---------- Extracted material
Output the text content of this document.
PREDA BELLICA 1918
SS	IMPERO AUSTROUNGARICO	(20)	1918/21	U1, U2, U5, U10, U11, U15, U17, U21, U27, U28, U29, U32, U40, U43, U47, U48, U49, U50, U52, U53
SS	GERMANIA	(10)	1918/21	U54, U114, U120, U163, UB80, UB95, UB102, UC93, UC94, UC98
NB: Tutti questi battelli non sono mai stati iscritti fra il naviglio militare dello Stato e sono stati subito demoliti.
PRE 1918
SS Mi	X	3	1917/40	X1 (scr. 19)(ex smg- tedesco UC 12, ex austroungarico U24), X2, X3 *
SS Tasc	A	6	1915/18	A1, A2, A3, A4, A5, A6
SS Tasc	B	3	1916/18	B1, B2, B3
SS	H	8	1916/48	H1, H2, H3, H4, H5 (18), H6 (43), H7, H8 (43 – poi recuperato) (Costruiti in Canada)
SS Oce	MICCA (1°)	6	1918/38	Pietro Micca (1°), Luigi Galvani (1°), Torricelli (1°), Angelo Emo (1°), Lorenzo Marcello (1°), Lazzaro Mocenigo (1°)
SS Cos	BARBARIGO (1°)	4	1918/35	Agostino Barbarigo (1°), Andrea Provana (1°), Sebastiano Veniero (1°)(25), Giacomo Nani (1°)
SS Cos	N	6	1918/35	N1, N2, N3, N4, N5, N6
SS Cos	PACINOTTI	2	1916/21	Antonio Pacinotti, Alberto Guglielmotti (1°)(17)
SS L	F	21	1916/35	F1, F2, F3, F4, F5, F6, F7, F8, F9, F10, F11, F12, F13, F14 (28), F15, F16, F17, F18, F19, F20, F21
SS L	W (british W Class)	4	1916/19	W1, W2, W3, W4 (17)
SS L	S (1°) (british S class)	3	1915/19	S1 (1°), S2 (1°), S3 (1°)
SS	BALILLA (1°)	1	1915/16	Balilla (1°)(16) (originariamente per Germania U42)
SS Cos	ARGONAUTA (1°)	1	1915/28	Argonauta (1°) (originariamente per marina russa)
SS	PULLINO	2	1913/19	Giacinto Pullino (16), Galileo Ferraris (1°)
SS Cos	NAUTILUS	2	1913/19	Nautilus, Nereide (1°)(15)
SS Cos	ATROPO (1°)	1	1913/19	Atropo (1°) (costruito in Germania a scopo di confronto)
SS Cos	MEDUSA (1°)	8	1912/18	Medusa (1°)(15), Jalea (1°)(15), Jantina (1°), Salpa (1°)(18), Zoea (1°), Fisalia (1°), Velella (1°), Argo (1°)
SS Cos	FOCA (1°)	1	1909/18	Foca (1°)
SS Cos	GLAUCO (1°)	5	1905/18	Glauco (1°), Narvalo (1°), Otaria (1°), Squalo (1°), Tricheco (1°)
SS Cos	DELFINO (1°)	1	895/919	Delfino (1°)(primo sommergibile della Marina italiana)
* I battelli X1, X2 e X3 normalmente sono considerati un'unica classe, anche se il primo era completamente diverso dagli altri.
--------------------
- _Work instructions_:
Look over the listing. Pull out every line with the string "sono" in it.

- _Solution to the problem_:
NB: Tutti questi battelli non sono mai stati iscritti fra il naviglio militare dello Stato e sono stati subito demoliti.
* I battelli X1, X2 e X3 normalmente sono considerati un'unica classe, anche se il primo era completamente diverso dagli altri.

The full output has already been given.